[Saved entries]
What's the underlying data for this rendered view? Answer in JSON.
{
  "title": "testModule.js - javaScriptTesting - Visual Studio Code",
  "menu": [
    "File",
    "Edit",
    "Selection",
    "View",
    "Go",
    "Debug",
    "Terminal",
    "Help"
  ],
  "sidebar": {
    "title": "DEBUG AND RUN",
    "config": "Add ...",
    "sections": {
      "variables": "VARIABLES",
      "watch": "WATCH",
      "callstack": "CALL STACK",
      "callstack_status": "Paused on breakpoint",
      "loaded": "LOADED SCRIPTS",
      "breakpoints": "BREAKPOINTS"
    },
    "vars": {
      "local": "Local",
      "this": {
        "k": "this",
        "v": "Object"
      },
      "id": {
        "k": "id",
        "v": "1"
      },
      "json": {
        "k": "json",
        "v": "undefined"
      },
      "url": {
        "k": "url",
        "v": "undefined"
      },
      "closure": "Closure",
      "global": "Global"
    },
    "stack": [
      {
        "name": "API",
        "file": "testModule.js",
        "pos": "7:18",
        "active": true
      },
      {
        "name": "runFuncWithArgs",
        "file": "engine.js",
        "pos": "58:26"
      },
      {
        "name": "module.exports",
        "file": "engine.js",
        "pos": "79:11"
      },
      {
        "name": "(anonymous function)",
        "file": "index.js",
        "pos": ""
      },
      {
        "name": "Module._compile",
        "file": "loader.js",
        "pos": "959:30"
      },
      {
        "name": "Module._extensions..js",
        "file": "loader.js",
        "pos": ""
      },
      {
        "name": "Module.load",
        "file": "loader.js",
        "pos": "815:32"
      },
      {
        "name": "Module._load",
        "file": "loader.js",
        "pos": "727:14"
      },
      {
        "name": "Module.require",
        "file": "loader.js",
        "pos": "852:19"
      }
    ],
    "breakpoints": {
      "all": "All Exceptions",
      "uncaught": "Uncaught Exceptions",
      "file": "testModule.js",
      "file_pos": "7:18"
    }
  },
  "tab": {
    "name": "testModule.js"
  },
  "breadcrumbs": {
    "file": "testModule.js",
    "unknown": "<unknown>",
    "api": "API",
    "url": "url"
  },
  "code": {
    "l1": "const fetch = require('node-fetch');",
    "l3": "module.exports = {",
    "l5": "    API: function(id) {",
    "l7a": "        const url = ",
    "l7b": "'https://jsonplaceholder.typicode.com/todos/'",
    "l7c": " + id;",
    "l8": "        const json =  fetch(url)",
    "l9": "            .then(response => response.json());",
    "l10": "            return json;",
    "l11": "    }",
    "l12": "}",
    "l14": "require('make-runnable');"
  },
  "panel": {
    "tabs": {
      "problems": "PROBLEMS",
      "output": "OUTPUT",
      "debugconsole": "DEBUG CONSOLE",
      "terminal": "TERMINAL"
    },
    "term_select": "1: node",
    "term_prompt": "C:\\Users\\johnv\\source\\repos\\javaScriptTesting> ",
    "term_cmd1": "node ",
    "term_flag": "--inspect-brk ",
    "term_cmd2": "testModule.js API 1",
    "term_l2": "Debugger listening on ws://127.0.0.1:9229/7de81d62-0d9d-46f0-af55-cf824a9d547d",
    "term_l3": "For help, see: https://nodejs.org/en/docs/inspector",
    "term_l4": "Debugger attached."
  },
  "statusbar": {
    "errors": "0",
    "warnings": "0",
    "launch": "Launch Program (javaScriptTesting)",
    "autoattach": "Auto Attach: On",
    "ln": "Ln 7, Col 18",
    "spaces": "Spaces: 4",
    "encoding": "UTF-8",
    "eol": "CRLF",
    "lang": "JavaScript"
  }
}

To do ::
Extract each entry in full and write it down exactly.

Task response ::
What's the underlying data for this rendered view? Answer in JSON.
{
  "title": "testModule.js - javaScriptTesting - Visual Studio Code",
  "menu": [
    "File",
    "Edit",
    "Selection",
    "View",
    "Go",
    "Debug",
    "Terminal",
    "Help"
  ],
  "sidebar": {
    "title": "DEBUG AND RUN",
    "config": "Add ...",
    "sections": {
      "variables": "VARIABLES",
      "watch": "WATCH",
      "callstack": "CALL STACK",
      "callstack_status": "Paused on breakpoint",
      "loaded": "LOADED SCRIPTS",
      "breakpoints": "BREAKPOINTS"
    },
    "vars": {
      "local": "Local",
      "this": {
        "k": "this",
        "v": "Object"
      },
      "id": {
        "k": "id",
        "v": "1"
      },
      "json": {
        "k": "json",
        "v": "undefined"
      },
      "url": {
        "k": "url",
        "v": "undefined"
      },
      "closure": "Closure",
      "global": "Global"
    },
    "stack": [
      {
        "name": "API",
        "file": "testModule.js",
        "pos": "7:18",
        "active": true
      },
      {
        "name": "runFuncWithArgs",
        "file": "engine.js",
        "pos": "58:26"
      },
      {
        "name": "module.exports",
        "file": "engine.js",
        "pos": "79:11"
      },
      {
        "name": "(anonymous function)",
        "file": "index.js",
        "pos": ""
      },
      {
        "name": "Module._compile",
        "file": "loader.js",
        "pos": "959:30"
      },
      {
        "name": "Module._extensions..js",
        "file": "loader.js",
        "pos": ""
      },
      {
        "name": "Module.load",
        "file": "loader.js",
        "pos": "815:32"
      },
      {
        "name": "Module._load",
        "file": "loader.js",
        "pos": "727:14"
      },
      {
        "name": "Module.require",
        "file": "loader.js",
        "pos": "852:19"
      }
    ],
    "breakpoints": {
      "all": "All Exceptions",
      "uncaught": "Uncaught Exceptions",
      "file": "testModule.js",
      "file_pos": "7:18"
    }
  },
  "tab": {
    "name": "testModule.js"
  },
  "breadcrumbs": {
    "file": "testModule.js",
    "unknown": "<unknown>",
    "api": "API",
    "url": "url"
  },
  "code": {
    "l1": "const fetch = require('node-fetch');",
    "l3": "module.exports = {",
    "l5": "    API: function(id) {",
    "l7a": "        const url = ",
    "l7b": "'https://jsonplaceholder.typicode.com/todos/'",
    "l7c": " + id;",
    "l8": "        const json =  fetch(url)",
    "l9": "            .then(response => response.json());",
    "l10": "            return json;",
    "l11": "    }",
    "l12": "}",
    "l14": "require('make-runnable');"
  },
  "panel": {
    "tabs": {
      "problems": "PROBLEMS",
      "output": "OUTPUT",
      "debugconsole": "DEBUG CONSOLE",
      "terminal": "TERMINAL"
    },
    "term_select": "1: node",
    "term_prompt": "C:\\Users\\johnv\\source\\repos\\javaScriptTesting> ",
    "term_cmd1": "node ",
    "term_flag": "--inspect-brk ",
    "term_cmd2": "testModule.js API 1",
    "term_l2": "Debugger listening on ws://127.0.0.1:9229/7de81d62-0d9d-46f0-af55-cf824a9d547d",
    "term_l3": "For help, see: https://nodejs.org/en/docs/inspector",
    "term_l4": "Debugger attached."
  },
  "statusbar": {
    "errors": "0",
    "warnings": "0",
    "launch": "Launch Program (javaScriptTesting)",
    "autoattach": "Auto Attach: On",
    "ln": "Ln 7, Col 18",
    "spaces": "Spaces: 4",
    "encoding": "UTF-8",
    "eol": "CRLF",
    "lang": "JavaScript"
  }
}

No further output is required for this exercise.